===== 网页摘录

摘要目的:分析重症胰腺炎(SAP)继发感染SD大鼠模型小肠防御素-5 mRNA的变化，探讨SD大鼠肠道内感染菌情况。方法:将实验使用的36只SD健康大鼠分为4组，每组9只，分别建立SAP大鼠模型，A组为对照组，将大鼠直接处死。B、C、D组分别在制成大鼠模型后12、24、36 h后对大鼠进行处死，对胰腺进行病理性检查，采用反转录-聚合酶链反应(RT-PCR)技术观察大鼠模型体内小肠防御素-5 mRNA的水平变化，观察大鼠腹水颜色、胰腺组织病理学、胰腺大体组织学、血清脂肪酶含量、血清淀粉酶含量、大鼠肠道内感染菌情况。结果:B、C、D组健康SD大鼠均患SAP；运用RT-PCR技术得出B、C、D组小肠防御素-5 mRNA水平分别为0.769±0.090、0.571±0.129、0.510±0.063，均低于A组(1.107±0.164， t＝5.420、6.269、10.194， P<0.05)。B、C、D组SD大鼠与A组比较，腹水颜色更深，胰腺组织破坏更明显；B、C、D组大鼠血清脂肪酶含量分别为(2 177.84±86.36)、(2 348.79±83.45)、(2 459.87±91.36) U/L，血清淀粉酶含量分别为(7 767.94±436.36)、(8 348.79±463.46)、(9 859.87±461.37) U/L均高于A组的(107.71±36.17)、(1 446.71±236.14) U/L(血清脂肪酶： t＝66.330、73.921、71.815， P<0.05；血清淀粉酶： t＝38.221、39.808、48.700， P<0.05)；大鼠肠道内均受到细菌感染，且细菌菌株随着大鼠病情加重而增多( P<0.05)。 结论:SD大鼠模型小肠防御素-5 mRNA获得性缺陷是造成SAP大鼠体内胰腺组织损坏、受到细菌感染的重要因素。

==========
===== 数据集

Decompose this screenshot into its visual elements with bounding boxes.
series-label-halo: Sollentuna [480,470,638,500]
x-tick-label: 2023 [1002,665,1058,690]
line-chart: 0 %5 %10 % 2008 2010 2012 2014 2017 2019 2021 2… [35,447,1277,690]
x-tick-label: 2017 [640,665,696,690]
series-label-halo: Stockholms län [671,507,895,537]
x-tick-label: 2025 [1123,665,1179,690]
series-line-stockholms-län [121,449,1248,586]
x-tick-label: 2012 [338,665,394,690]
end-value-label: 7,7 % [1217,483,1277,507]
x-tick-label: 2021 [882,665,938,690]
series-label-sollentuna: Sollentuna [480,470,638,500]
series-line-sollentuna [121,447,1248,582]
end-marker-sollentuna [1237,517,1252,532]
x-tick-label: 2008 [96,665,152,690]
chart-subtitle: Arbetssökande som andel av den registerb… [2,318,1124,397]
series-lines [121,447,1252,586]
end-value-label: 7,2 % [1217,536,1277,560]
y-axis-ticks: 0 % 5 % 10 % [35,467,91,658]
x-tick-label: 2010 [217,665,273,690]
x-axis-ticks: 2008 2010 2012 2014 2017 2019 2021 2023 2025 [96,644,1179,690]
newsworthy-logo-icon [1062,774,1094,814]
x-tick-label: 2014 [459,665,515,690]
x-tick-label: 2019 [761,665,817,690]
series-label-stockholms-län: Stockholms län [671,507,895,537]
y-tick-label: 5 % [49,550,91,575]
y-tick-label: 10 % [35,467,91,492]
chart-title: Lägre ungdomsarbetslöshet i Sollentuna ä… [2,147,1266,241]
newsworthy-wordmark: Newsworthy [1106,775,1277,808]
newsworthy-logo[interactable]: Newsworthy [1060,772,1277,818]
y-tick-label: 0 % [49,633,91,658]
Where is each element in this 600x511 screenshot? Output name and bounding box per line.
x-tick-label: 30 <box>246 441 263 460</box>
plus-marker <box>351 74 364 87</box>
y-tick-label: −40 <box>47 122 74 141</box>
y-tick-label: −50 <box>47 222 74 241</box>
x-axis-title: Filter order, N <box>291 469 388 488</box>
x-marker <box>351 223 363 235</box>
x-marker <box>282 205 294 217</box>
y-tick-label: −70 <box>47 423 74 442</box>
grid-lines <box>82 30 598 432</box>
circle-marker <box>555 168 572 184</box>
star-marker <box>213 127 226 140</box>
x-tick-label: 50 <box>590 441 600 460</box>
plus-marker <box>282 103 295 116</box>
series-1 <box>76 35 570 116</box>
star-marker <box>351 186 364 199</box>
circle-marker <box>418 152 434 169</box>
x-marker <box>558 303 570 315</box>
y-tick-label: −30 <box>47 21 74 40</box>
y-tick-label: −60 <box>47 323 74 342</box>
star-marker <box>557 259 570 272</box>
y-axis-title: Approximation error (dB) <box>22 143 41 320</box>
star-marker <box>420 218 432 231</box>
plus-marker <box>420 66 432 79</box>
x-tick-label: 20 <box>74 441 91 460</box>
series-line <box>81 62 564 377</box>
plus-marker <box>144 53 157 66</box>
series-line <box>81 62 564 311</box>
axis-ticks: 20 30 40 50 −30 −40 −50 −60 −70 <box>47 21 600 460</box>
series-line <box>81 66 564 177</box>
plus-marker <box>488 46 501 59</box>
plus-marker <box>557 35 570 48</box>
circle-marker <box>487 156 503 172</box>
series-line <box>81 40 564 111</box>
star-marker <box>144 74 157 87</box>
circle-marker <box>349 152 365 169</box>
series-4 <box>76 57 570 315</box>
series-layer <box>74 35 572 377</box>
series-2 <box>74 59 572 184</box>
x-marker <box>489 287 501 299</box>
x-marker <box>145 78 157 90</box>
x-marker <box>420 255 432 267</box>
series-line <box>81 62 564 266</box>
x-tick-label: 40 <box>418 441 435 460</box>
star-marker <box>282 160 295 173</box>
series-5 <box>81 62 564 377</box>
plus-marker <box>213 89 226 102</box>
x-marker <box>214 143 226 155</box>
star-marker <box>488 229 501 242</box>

==========

练习说明: 请从最后一句之后，续写这篇关于重症胰腺炎大鼠小肠防御素-5的摘要。 这些记录来自另一个来源。

参考答案:
abstractsObjective:To analyze the changes of defensin-5 mRNA in small intestine of SD rats with secondary infection of severe pancreatitis (SAP), and to study the situation of intestinal infection bacteria in SD rats.Methods:Totally, 36 SD healthy rats were divided into 4 groups, 9 rats in each group. SAP rat models were established. The group A was the routine group, and the rats were killed directly. The rats in groups B, C and D were killed at 12, 24 and 36 h after the model was made. The pancreas was examined pathologically. The level of small intestinal defensin-5 mRNA in the model was observed by reverse transcription-polymerase chain reaction (RT-PCR). The ascites color, pancreatic histopathology, pancreatic gland gross histology, serum lipase content, serum amylase content and intestinal infection bacteria were observed.Results:The mRNA levels of defensin-5 in groups B, C and D were 0.769±0.090, 0.571±0.129 and 0.510±0.063 respectively, which were lower than those in group A (1.107±0.164, P<0.05). Compared with group A, SD rats in groups B, C and D had darker ascites and more obvious pancreatic tissue destruction. Serum lipase contents in groups B, C and D were (2 177.84±86.36), (2 348.79±83.45), (2 459.87±91.36) U/L, and serum amylase contents were (7 767.94±436.36), (8 348.79±463.46), (9 859.87±461.37) U/L, respectively, which were significantly higher than those in group A [(107.71±36.17), (1 446.71±236.14) U/L ( P<0.05)]. The intestinal tract of rats were infected with bacteria, and the bacterial strains increased with the severity of the disease ( P<0.05). Conclusion:The acquired deficiency of defensin-5 mRNA in the small intestine of SD rats is an important factor that causes pancreatic tissue damage and bacterial infection in SAP rats.